Records from a collection of figures:
_ _ _ _

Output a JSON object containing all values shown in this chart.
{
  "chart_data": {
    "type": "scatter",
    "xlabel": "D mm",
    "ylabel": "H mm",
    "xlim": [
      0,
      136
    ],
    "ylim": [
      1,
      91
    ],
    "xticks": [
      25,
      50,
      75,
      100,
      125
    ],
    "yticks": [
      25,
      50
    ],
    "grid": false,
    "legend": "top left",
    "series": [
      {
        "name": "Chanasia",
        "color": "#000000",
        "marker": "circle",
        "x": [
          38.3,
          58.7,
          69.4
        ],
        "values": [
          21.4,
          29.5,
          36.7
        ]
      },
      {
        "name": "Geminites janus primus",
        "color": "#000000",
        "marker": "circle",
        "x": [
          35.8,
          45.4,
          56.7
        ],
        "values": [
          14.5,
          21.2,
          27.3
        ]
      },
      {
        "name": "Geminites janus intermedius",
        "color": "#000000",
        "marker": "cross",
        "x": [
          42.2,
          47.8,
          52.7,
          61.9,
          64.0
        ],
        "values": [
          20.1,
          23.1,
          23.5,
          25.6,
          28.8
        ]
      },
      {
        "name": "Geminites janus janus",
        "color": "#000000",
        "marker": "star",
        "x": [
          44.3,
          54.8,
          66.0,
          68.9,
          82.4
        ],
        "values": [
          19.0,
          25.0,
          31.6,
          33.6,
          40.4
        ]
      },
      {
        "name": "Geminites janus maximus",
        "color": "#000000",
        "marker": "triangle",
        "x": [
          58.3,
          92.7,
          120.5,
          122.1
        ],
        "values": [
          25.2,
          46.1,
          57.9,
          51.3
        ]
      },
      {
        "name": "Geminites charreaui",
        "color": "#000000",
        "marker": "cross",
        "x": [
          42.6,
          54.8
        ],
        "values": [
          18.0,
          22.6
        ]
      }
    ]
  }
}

_ _ _ _

:: What is needed ::
Every record should be given again exactly.

:: Exercise response ::
Output a JSON object containing all values shown in this chart.
{
  "chart_data": {
    "type": "scatter",
    "xlabel": "D mm",
    "ylabel": "H mm",
    "xlim": [
      0,
      136
    ],
    "ylim": [
      1,
      91
    ],
    "xticks": [
      25,
      50,
      75,
      100,
      125
    ],
    "yticks": [
      25,
      50
    ],
    "grid": false,
    "legend": "top left",
    "series": [
      {
        "name": "Chanasia",
        "color": "#000000",
        "marker": "circle",
        "x": [
          38.3,
          58.7,
          69.4
        ],
        "values": [
          21.4,
          29.5,
          36.7
        ]
      },
      {
        "name": "Geminites janus primus",
        "color": "#000000",
        "marker": "circle",
        "x": [
          35.8,
          45.4,
          56.7
        ],
        "values": [
          14.5,
          21.2,
          27.3
        ]
      },
      {
        "name": "Geminites janus intermedius",
        "color": "#000000",
        "marker": "cross",
        "x": [
          42.2,
          47.8,
          52.7,
          61.9,
          64.0
        ],
        "values": [
          20.1,
          23.1,
          23.5,
          25.6,
          28.8
        ]
      },
      {
        "name": "Geminites janus janus",
        "color": "#000000",
        "marker": "star",
        "x": [
          44.3,
          54.8,
          66.0,
          68.9,
          82.4
        ],
        "values": [
          19.0,
          25.0,
          31.6,
          33.6,
          40.4
        ]
      },
      {
        "name": "Geminites janus maximus",
        "color": "#000000",
        "marker": "triangle",
        "x": [
          58.3,
          92.7,
          120.5,
          122.1
        ],
        "values": [
          25.2,
          46.1,
          57.9,
          51.3
        ]
      },
      {
        "name": "Geminites charreaui",
        "color": "#000000",
        "marker": "cross",
        "x": [
          42.6,
          54.8
        ],
        "values": [
          18.0,
          22.6
        ]
      }
    ]
  }
}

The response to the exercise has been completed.